_Goal of the exercise_: Answer with a single number, the count of lines holding the word "while".

[Saved entries]

_ _ _ _

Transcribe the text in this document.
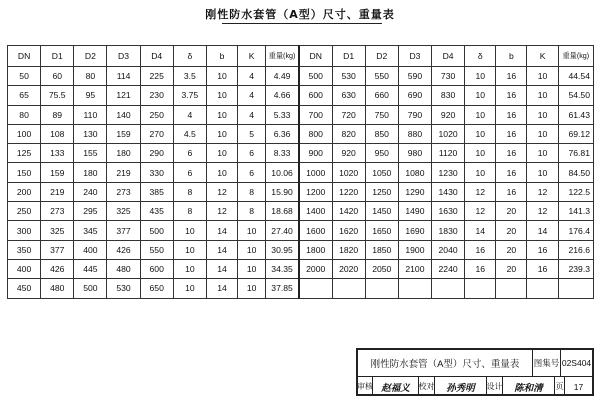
刚性防水套管（A型）尺寸、重量表
DN	D1	D2	D3	D4	δ	b	K	重量(kg)	DN	D1	D2	D3	D4	δ	b	K	重量(kg)
50	60	80	114	225	3.5	10	4	4.49	500	530	550	590	730	10	16	10	44.54
65	75.5	95	121	230	3.75	10	4	4.66	600	630	660	690	830	10	16	10	54.50
80	89	110	140	250	4	10	4	5.33	700	720	750	790	920	10	16	10	61.43
100	108	130	159	270	4.5	10	5	6.36	800	820	850	880	1020	10	16	10	69.12
125	133	155	180	290	6	10	6	8.33	900	920	950	980	1120	10	16	10	76.81
150	159	180	219	330	6	10	6	10.06	1000	1020	1050	1080	1230	10	16	10	84.50
200	219	240	273	385	8	12	8	15.90	1200	1220	1250	1290	1430	12	16	12	122.5
250	273	295	325	435	8	12	8	18.68	1400	1420	1450	1490	1630	12	20	12	141.3
300	325	345	377	500	10	14	10	27.40	1600	1620	1650	1690	1830	14	20	14	176.4
350	377	400	426	550	10	14	10	30.95	1800	1820	1850	1900	2040	16	20	16	216.6
400	426	445	480	600	10	14	10	34.35	2000	2020	2050	2100	2240	16	20	16	239.3
450	480	500	530	650	10	14	10	37.85									
刚性防水套管（A型）尺寸、重量表	图集号 02S404
审核 赵福义	校对	孙秀明	设计	陈和清	页	17
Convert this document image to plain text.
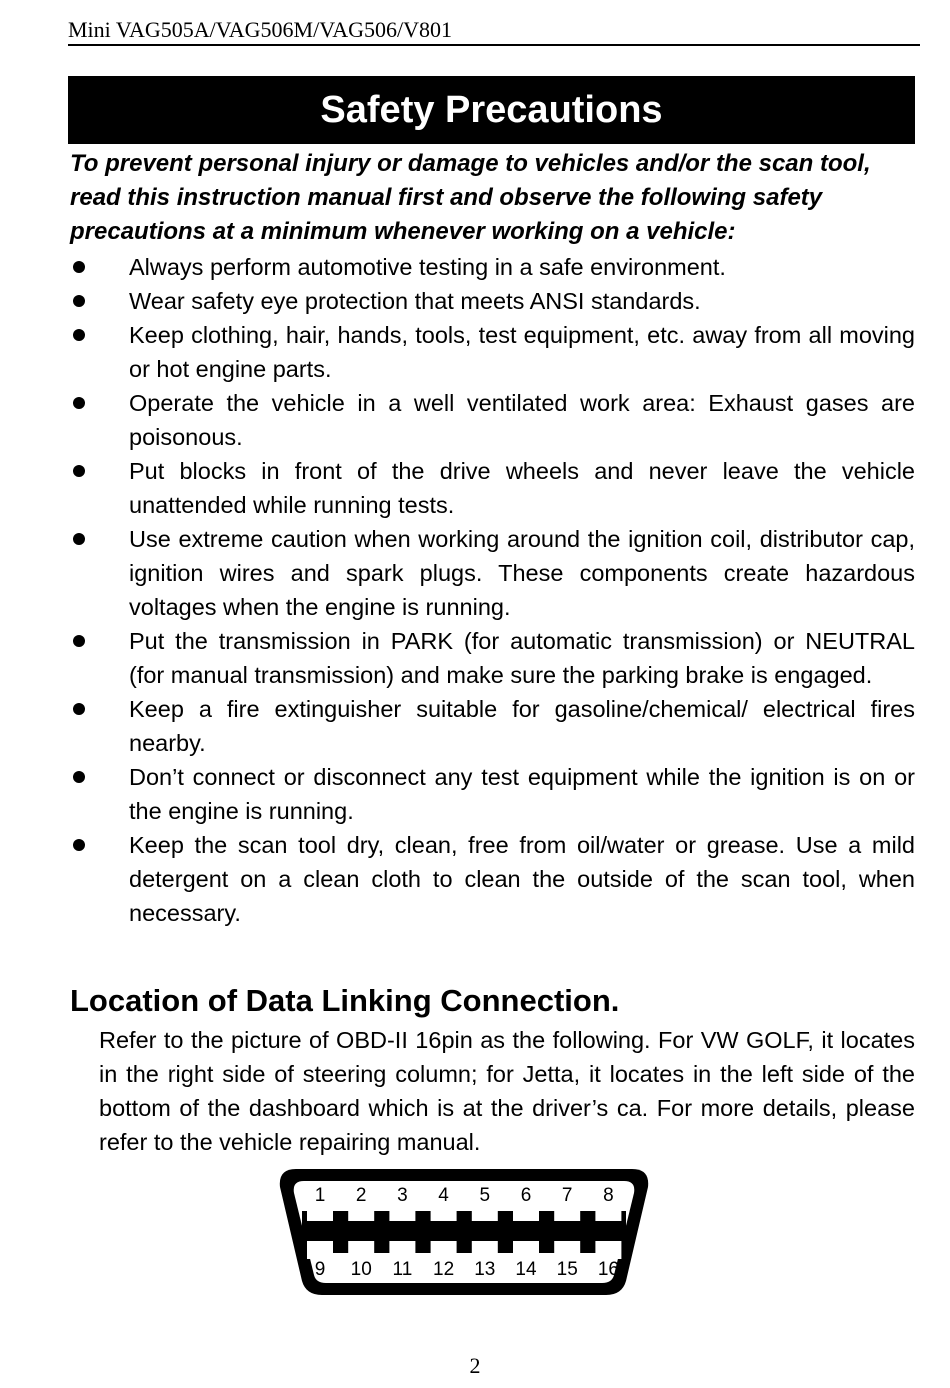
Mini VAG505A/VAG506M/VAG506/V801
Safety Precautions
To prevent personal injury or damage to vehicles and/or the scan tool, read this instruction manual first and observe the following safety precautions at a minimum whenever working on a vehicle:
Always perform automotive testing in a safe environment.
Wear safety eye protection that meets ANSI standards.
Keep clothing, hair, hands, tools, test equipment, etc. away from all moving or hot engine parts.
Operate the vehicle in a well ventilated work area: Exhaust gases are poisonous.
Put blocks in front of the drive wheels and never leave the vehicle unattended while running tests.
Use extreme caution when working around the ignition coil, distributor cap, ignition wires and spark plugs. These components create hazardous voltages when the engine is running.
Put the transmission in PARK (for automatic transmission) or NEUTRAL (for manual transmission) and make sure the parking brake is engaged.
Keep a fire extinguisher suitable for gasoline/chemical/ electrical fires nearby.
Don’t connect or disconnect any test equipment while the ignition is on or the engine is running.
Keep the scan tool dry, clean, free from oil/water or grease. Use a mild detergent on a clean cloth to clean the outside of the scan tool, when necessary.
Location of Data Linking Connection.
Refer to the picture of OBD-II 16pin as the following. For VW GOLF, it locates in the right side of steering column; for Jetta, it locates in the left side of the bottom of the dashboard which is at the driver’s ca. For more details, please refer to the vehicle repairing manual.
1 2 3 4 5 6 7 8
9 10 11 12 13 14 15 16
2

_ _ _ _

_Written solution_: 2